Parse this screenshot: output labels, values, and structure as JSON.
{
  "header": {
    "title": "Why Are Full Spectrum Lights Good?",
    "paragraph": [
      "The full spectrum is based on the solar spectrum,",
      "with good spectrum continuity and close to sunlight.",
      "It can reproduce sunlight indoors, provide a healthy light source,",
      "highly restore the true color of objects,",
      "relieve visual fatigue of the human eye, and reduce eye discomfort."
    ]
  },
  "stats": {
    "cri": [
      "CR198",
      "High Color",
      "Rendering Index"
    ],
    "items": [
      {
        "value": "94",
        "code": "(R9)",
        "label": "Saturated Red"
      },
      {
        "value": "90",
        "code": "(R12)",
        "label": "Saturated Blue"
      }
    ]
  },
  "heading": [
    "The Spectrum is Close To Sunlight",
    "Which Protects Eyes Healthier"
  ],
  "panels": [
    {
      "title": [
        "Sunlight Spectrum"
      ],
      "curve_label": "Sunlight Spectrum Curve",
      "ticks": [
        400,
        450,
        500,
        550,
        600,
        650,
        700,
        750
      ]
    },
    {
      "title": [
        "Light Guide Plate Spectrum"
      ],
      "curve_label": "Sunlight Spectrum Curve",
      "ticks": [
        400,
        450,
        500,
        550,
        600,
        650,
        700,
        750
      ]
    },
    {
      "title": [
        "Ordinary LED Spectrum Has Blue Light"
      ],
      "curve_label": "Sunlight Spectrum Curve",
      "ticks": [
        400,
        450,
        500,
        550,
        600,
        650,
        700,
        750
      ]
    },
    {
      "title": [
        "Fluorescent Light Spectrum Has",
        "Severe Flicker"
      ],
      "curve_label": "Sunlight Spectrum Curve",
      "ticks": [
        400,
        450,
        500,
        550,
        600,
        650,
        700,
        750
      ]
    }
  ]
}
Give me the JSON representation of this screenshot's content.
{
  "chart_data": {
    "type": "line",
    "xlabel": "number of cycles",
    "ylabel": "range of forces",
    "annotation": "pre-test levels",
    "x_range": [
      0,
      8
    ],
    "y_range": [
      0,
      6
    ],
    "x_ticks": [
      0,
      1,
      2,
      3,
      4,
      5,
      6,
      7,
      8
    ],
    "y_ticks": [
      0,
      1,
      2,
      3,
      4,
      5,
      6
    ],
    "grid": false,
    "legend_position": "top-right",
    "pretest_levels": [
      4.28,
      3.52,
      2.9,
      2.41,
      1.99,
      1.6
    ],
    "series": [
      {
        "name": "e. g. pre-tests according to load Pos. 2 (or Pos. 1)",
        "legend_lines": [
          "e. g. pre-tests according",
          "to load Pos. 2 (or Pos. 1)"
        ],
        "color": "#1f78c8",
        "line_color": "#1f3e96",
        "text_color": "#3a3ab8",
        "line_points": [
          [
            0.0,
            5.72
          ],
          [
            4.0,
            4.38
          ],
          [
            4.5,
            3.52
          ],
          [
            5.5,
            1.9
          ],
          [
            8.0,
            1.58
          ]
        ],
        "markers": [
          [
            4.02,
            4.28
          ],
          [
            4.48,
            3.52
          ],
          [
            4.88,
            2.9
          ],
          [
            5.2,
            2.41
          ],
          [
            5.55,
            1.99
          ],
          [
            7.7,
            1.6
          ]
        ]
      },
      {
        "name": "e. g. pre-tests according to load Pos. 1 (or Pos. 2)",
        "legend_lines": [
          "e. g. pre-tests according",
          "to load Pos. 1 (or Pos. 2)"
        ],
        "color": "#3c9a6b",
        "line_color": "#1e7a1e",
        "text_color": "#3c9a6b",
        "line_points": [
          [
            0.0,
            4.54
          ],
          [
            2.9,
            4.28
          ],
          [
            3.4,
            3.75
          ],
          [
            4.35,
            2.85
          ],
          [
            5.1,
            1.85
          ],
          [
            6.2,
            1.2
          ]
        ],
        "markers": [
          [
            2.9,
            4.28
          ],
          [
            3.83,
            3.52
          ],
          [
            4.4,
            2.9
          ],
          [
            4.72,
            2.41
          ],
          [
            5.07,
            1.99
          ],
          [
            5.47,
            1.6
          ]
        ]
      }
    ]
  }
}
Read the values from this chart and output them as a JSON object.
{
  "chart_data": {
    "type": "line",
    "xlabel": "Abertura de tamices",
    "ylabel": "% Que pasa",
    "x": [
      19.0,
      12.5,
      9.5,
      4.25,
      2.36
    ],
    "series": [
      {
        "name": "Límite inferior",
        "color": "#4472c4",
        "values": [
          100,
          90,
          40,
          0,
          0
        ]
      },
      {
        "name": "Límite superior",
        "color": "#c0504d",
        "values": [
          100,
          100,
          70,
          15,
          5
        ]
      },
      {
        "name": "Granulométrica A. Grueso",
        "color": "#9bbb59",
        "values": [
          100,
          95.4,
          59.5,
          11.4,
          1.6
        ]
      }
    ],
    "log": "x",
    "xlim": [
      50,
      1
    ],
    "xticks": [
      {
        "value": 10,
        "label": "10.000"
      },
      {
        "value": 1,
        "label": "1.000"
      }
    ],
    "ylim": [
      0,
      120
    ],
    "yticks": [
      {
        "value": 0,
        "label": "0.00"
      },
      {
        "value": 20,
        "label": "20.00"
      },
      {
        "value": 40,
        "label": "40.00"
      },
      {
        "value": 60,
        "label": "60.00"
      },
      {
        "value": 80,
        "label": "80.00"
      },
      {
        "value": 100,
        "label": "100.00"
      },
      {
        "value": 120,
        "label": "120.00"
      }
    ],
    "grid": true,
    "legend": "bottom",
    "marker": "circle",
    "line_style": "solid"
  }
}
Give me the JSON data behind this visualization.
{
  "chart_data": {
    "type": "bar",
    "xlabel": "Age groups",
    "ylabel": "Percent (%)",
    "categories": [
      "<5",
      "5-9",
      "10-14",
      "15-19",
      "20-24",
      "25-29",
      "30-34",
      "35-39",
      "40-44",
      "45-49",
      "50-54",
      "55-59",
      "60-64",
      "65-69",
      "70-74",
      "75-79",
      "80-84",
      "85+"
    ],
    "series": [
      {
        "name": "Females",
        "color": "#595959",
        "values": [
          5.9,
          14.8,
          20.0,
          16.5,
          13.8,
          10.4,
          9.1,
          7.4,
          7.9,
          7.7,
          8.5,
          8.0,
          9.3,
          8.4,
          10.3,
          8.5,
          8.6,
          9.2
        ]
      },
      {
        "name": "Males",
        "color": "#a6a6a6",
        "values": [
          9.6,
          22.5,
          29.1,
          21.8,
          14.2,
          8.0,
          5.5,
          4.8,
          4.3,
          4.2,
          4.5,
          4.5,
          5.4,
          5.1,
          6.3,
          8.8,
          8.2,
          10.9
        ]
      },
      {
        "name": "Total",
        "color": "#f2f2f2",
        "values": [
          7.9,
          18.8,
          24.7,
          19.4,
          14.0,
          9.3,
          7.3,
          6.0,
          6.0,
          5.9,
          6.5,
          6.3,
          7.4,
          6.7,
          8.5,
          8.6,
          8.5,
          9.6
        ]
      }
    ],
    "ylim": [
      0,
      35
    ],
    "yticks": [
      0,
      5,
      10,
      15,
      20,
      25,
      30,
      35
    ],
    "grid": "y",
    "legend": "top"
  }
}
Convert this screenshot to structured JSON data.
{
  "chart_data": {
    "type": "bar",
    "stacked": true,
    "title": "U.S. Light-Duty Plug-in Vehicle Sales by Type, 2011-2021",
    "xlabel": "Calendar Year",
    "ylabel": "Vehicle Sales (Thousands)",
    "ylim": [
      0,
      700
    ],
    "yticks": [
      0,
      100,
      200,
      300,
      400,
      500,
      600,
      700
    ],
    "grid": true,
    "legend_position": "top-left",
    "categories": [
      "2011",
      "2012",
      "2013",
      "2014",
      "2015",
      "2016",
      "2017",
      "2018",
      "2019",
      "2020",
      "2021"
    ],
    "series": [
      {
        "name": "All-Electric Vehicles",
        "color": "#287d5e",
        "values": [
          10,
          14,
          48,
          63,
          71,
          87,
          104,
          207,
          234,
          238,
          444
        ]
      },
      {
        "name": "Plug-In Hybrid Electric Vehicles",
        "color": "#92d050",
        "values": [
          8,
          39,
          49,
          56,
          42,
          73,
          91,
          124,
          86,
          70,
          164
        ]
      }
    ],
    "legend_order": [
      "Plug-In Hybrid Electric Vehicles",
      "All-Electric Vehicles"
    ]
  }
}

------------------------------

> **What to work on**
In the listing above, find the line containing "Convert this screenshot" and please quote exactly that line through the last one, and no other lines.

> **Full answer**
Convert this screenshot to structured JSON data.
{
  "chart_data": {
    "type": "bar",
    "stacked": true,
    "title": "U.S. Light-Duty Plug-in Vehicle Sales by Type, 2011-2021",
    "xlabel": "Calendar Year",
    "ylabel": "Vehicle Sales (Thousands)",
    "ylim": [
      0,
      700
    ],
    "yticks": [
      0,
      100,
      200,
      300,
      400,
      500,
      600,
      700
    ],
    "grid": true,
    "legend_position": "top-left",
    "categories": [
      "2011",
      "2012",
      "2013",
      "2014",
      "2015",
      "2016",
      "2017",
      "2018",
      "2019",
      "2020",
      "2021"
    ],
    "series": [
      {
        "name": "All-Electric Vehicles",
        "color": "#287d5e",
        "values": [
          10,
          14,
          48,
          63,
          71,
          87,
          104,
          207,
          234,
          238,
          444
        ]
      },
      {
        "name": "Plug-In Hybrid Electric Vehicles",
        "color": "#92d050",
        "values": [
          8,
          39,
          49,
          56,
          42,
          73,
          91,
          124,
          86,
          70,
          164
        ]
      }
    ],
    "legend_order": [
      "Plug-In Hybrid Electric Vehicles",
      "All-Electric Vehicles"
    ]
  }
}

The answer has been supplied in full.